Exercise passage:
>>>>
Healthcare PF Phreesia Files for IPO
Healthcare platform provider Phreesia announced this week that it has filed paperwork with the U.S. Securities and Exchange Commission (SEC) related to an initial public offering.
Phreesia offers a suite of applications enabling healthcare organizations to manage the patient intake process. According to its Form S-1 filing with the SEC, the company was founded in 2005 as a check-in and messaging tool for the healthcare market. During its fiscal year 2019, it managed more than 54 million patient visits for about 50,000 providers and processed more than $1.4 billion in patient payments. The company is registered as a payment facilitator.
Phreesia intends to list on the New York Stock Exchange as “PHR,” it said in a press release. The number of shares that will be offered and the price range have not yet been determined.
The company described its integrated payments platform as one of its competitive strengths within its filing.
“The integration of payments within our patient intake platform creates a seamless experience for both patients and providers and results in increased payments for healthcare provider organizations and revenue for Phreesia. Compared with disparate payment platforms and manual reconciliation processes, the Phreesia Platform automatically posts payments in real-time to a provider client’s PM system, creating material time and cost efficiencies for our provider clients,” the company wrote.
Phreesia’s director of payment operations, Fuji Le, shared insights into the advantages of integrating payments with healthcare software in a podcast on PaymentFacilitator earlier this year.
Outlining its financial model within its SEC filing, Phreesia said that its revenue comes in the form of subscription and related fees and recurring payment processing fees, as well as revenue from the sale of digital marketing solutions.
“Over 80% of our patient payment volume is composed of credit and debit transactions processed on Phreesia’s payment facilitator model, generating the majority of Phreesia’s payment processing revenue. The remainder of our patient payment volume is composed of credit and debit transactions for which Phreesia acts as a gateway to another payment processor, and cash and check transactions,” the company wrote.
“We expect revenue from payment processing to increase as a percentage of our total revenue as we increase the number of provider clients on our Platform and as overall healthcare costs and patient financial responsibility continue to rise,” it continued.
Other publicly traded payment facilitators include Square, Shopify, PayPal, Blackbaud, RealPage and USA Technologies.
<<<<
Exercises to complete:
(1) Name every company the Phreesia article lists as another publicly traded payment facilitator.
(2) Answer these from the Phreesia article:
(a) In what year was Phreesia founded?
(b) Under what symbol does Phreesia intend to list on the New York Stock Exchange?
(c) What share of Phreesia's patient payment volume is credit and debit transactions processed on its payment facilitator model?
(3) Transcribe the part of the Phreesia article beginning at "Healthcare PF Phreesia" and ending at "initial public offering.".
The data that follows isn't needed for these tasks.

Record excerpts:
>>>>
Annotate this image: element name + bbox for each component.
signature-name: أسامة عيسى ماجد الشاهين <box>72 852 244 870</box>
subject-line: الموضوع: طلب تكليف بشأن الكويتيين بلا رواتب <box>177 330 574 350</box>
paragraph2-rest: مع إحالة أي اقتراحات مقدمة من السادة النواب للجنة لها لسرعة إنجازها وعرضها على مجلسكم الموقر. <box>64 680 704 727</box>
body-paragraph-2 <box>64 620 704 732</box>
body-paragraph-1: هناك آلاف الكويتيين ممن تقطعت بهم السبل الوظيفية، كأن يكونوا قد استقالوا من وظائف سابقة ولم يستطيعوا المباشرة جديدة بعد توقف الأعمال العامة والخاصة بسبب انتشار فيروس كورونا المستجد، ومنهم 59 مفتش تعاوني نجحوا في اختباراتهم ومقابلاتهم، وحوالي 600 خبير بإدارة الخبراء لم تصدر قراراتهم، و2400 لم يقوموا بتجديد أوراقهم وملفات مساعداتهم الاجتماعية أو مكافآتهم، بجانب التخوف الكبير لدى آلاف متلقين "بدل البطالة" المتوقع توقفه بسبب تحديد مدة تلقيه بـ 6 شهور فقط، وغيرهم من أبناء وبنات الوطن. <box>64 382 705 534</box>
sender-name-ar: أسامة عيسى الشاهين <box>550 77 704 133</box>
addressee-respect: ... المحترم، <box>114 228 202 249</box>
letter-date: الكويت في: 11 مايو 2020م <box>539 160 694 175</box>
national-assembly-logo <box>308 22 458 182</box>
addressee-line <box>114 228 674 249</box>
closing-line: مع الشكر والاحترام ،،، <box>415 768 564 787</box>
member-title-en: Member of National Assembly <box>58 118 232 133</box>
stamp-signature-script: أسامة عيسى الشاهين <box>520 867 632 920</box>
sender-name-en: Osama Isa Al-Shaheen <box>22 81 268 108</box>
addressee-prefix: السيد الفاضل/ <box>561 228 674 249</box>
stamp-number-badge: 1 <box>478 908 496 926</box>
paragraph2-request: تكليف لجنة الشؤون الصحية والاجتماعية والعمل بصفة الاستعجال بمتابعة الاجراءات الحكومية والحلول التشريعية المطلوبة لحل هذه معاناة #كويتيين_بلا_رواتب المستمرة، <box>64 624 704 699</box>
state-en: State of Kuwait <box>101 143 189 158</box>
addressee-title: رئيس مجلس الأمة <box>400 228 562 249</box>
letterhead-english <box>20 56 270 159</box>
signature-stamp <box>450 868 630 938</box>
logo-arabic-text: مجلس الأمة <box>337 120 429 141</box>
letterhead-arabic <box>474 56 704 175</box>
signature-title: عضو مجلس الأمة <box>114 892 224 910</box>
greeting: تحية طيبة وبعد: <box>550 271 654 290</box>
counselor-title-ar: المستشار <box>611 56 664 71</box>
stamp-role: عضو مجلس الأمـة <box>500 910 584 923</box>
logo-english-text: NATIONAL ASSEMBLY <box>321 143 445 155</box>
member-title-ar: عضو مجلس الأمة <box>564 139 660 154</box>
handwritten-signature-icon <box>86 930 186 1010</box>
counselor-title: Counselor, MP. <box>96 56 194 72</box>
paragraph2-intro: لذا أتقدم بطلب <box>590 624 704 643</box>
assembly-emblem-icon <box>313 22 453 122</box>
<<<<
Set of answers:
(1) Square, Shopify, PayPal, Blackbaud, RealPage, USA Technologies

(2)
(a) 2005
(b) "PHR"
(c) Over 80%

(3)
Healthcare PF Phreesia Files for IPO
Healthcare platform provider Phreesia announced this week that it has filed paperwork with the U.S. Securities and Exchange Commission (SEC) related to an initial public offering.